§ WHAT IS REQUIRED: Please reproduce every line of the records below without changing any character.
————
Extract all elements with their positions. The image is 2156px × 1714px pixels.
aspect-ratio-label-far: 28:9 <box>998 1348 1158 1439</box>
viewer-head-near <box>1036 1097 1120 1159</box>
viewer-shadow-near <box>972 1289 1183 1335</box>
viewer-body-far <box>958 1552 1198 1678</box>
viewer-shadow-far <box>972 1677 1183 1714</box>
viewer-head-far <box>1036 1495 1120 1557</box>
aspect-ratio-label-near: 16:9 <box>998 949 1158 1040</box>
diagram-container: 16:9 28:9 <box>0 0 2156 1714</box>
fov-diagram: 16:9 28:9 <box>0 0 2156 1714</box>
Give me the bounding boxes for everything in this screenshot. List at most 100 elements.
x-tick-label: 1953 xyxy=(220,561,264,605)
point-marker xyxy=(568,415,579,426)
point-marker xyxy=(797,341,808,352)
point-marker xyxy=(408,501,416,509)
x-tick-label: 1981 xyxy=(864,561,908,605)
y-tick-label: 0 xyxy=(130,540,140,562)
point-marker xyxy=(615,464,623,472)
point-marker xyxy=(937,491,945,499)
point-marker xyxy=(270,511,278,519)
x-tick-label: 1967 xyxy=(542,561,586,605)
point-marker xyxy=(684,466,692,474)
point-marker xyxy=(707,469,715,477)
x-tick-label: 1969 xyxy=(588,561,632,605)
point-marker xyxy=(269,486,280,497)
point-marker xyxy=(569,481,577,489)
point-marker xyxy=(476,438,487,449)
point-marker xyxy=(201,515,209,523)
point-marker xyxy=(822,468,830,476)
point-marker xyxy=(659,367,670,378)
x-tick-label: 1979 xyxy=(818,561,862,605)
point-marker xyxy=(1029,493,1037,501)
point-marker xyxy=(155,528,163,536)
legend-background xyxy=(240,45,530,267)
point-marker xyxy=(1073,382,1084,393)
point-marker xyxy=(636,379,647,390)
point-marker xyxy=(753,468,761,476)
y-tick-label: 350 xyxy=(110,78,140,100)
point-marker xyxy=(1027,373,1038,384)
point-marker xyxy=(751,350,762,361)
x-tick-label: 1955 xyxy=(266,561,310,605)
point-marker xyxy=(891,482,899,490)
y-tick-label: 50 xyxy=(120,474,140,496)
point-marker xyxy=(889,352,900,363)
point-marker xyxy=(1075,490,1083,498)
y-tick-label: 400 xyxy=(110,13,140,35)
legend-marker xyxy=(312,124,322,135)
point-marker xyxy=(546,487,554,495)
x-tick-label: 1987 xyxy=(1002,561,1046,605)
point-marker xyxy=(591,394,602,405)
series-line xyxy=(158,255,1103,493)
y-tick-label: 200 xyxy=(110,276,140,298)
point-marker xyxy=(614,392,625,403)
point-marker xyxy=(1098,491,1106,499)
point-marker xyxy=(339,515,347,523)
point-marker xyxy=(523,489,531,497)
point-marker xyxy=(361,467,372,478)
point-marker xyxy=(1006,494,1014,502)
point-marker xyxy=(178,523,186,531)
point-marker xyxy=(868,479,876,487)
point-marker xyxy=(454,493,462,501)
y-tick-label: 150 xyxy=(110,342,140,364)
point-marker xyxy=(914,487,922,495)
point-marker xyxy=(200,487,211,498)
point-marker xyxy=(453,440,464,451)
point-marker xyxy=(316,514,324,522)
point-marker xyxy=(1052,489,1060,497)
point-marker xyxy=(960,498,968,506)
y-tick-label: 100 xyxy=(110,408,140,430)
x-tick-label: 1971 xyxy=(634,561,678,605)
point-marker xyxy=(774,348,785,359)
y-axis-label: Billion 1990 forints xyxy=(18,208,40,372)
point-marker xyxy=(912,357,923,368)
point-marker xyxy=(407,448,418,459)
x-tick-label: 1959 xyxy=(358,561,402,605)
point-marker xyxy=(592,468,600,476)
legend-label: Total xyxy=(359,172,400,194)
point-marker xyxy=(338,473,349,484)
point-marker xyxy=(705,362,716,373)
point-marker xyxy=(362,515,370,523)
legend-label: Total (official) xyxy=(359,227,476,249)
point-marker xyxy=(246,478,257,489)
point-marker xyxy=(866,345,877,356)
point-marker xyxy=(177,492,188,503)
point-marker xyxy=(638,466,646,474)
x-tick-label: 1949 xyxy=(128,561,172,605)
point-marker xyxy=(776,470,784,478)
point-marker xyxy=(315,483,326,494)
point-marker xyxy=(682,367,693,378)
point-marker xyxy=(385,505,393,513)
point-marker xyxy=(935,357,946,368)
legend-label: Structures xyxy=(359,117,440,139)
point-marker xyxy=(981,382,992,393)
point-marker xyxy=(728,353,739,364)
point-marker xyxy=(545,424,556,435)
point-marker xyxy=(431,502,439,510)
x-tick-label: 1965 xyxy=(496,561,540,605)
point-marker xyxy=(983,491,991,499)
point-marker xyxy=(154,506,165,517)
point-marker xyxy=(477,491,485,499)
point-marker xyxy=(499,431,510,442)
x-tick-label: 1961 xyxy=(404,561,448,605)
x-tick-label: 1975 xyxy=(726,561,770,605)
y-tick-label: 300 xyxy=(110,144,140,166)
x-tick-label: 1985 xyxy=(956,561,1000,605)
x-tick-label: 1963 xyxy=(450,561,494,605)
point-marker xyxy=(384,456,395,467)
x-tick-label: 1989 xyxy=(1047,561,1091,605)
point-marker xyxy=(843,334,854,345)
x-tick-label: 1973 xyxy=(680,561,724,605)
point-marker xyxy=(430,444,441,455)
————
§ IN RESPONSE:
Extract all elements with their positions. The image is 2156px × 1714px pixels.
aspect-ratio-label-far: 28:9 <box>998 1348 1158 1439</box>
viewer-head-near <box>1036 1097 1120 1159</box>
viewer-shadow-near <box>972 1289 1183 1335</box>
viewer-body-far <box>958 1552 1198 1678</box>
viewer-shadow-far <box>972 1677 1183 1714</box>
viewer-head-far <box>1036 1495 1120 1557</box>
aspect-ratio-label-near: 16:9 <box>998 949 1158 1040</box>
diagram-container: 16:9 28:9 <box>0 0 2156 1714</box>
fov-diagram: 16:9 28:9 <box>0 0 2156 1714</box>
Give me the bounding boxes for everything in this screenshot. List at most 100 elements.
x-tick-label: 1953 xyxy=(220,561,264,605)
point-marker xyxy=(568,415,579,426)
point-marker xyxy=(797,341,808,352)
point-marker xyxy=(408,501,416,509)
x-tick-label: 1981 xyxy=(864,561,908,605)
y-tick-label: 0 xyxy=(130,540,140,562)
point-marker xyxy=(615,464,623,472)
point-marker xyxy=(937,491,945,499)
point-marker xyxy=(270,511,278,519)
x-tick-label: 1967 xyxy=(542,561,586,605)
point-marker xyxy=(684,466,692,474)
point-marker xyxy=(707,469,715,477)
x-tick-label: 1969 xyxy=(588,561,632,605)
point-marker xyxy=(269,486,280,497)
point-marker xyxy=(569,481,577,489)
point-marker xyxy=(476,438,487,449)
point-marker xyxy=(201,515,209,523)
point-marker xyxy=(822,468,830,476)
point-marker xyxy=(659,367,670,378)
x-tick-label: 1979 xyxy=(818,561,862,605)
point-marker xyxy=(1029,493,1037,501)
point-marker xyxy=(155,528,163,536)
legend-background xyxy=(240,45,530,267)
point-marker xyxy=(1073,382,1084,393)
point-marker xyxy=(636,379,647,390)
point-marker xyxy=(753,468,761,476)
y-tick-label: 350 xyxy=(110,78,140,100)
point-marker xyxy=(1027,373,1038,384)
point-marker xyxy=(751,350,762,361)
x-tick-label: 1955 xyxy=(266,561,310,605)
point-marker xyxy=(891,482,899,490)
y-tick-label: 50 xyxy=(120,474,140,496)
point-marker xyxy=(889,352,900,363)
point-marker xyxy=(1075,490,1083,498)
y-tick-label: 400 xyxy=(110,13,140,35)
legend-marker xyxy=(312,124,322,135)
point-marker xyxy=(546,487,554,495)
x-tick-label: 1987 xyxy=(1002,561,1046,605)
point-marker xyxy=(591,394,602,405)
series-line xyxy=(158,255,1103,493)
y-tick-label: 200 xyxy=(110,276,140,298)
point-marker xyxy=(614,392,625,403)
point-marker xyxy=(1098,491,1106,499)
point-marker xyxy=(339,515,347,523)
point-marker xyxy=(523,489,531,497)
point-marker xyxy=(361,467,372,478)
point-marker xyxy=(1006,494,1014,502)
point-marker xyxy=(178,523,186,531)
point-marker xyxy=(868,479,876,487)
point-marker xyxy=(454,493,462,501)
y-tick-label: 150 xyxy=(110,342,140,364)
point-marker xyxy=(914,487,922,495)
point-marker xyxy=(200,487,211,498)
point-marker xyxy=(453,440,464,451)
point-marker xyxy=(316,514,324,522)
point-marker xyxy=(1052,489,1060,497)
point-marker xyxy=(960,498,968,506)
y-tick-label: 100 xyxy=(110,408,140,430)
x-tick-label: 1971 xyxy=(634,561,678,605)
point-marker xyxy=(774,348,785,359)
y-axis-label: Billion 1990 forints xyxy=(18,208,40,372)
point-marker xyxy=(912,357,923,368)
point-marker xyxy=(407,448,418,459)
x-tick-label: 1959 xyxy=(358,561,402,605)
point-marker xyxy=(592,468,600,476)
legend-label: Total xyxy=(359,172,400,194)
point-marker xyxy=(338,473,349,484)
point-marker xyxy=(705,362,716,373)
point-marker xyxy=(362,515,370,523)
legend-label: Total (official) xyxy=(359,227,476,249)
point-marker xyxy=(246,478,257,489)
point-marker xyxy=(866,345,877,356)
point-marker xyxy=(177,492,188,503)
point-marker xyxy=(638,466,646,474)
x-tick-label: 1949 xyxy=(128,561,172,605)
point-marker xyxy=(776,470,784,478)
point-marker xyxy=(315,483,326,494)
point-marker xyxy=(682,367,693,378)
point-marker xyxy=(385,505,393,513)
point-marker xyxy=(935,357,946,368)
legend-label: Structures xyxy=(359,117,440,139)
point-marker xyxy=(981,382,992,393)
point-marker xyxy=(728,353,739,364)
point-marker xyxy=(545,424,556,435)
point-marker xyxy=(431,502,439,510)
x-tick-label: 1965 xyxy=(496,561,540,605)
point-marker xyxy=(983,491,991,499)
point-marker xyxy=(154,506,165,517)
point-marker xyxy=(477,491,485,499)
point-marker xyxy=(499,431,510,442)
x-tick-label: 1961 xyxy=(404,561,448,605)
x-tick-label: 1975 xyxy=(726,561,770,605)
y-tick-label: 300 xyxy=(110,144,140,166)
x-tick-label: 1985 xyxy=(956,561,1000,605)
x-tick-label: 1963 xyxy=(450,561,494,605)
point-marker xyxy=(384,456,395,467)
x-tick-label: 1989 xyxy=(1047,561,1091,605)
point-marker xyxy=(843,334,854,345)
x-tick-label: 1973 xyxy=(680,561,724,605)
point-marker xyxy=(430,444,441,455)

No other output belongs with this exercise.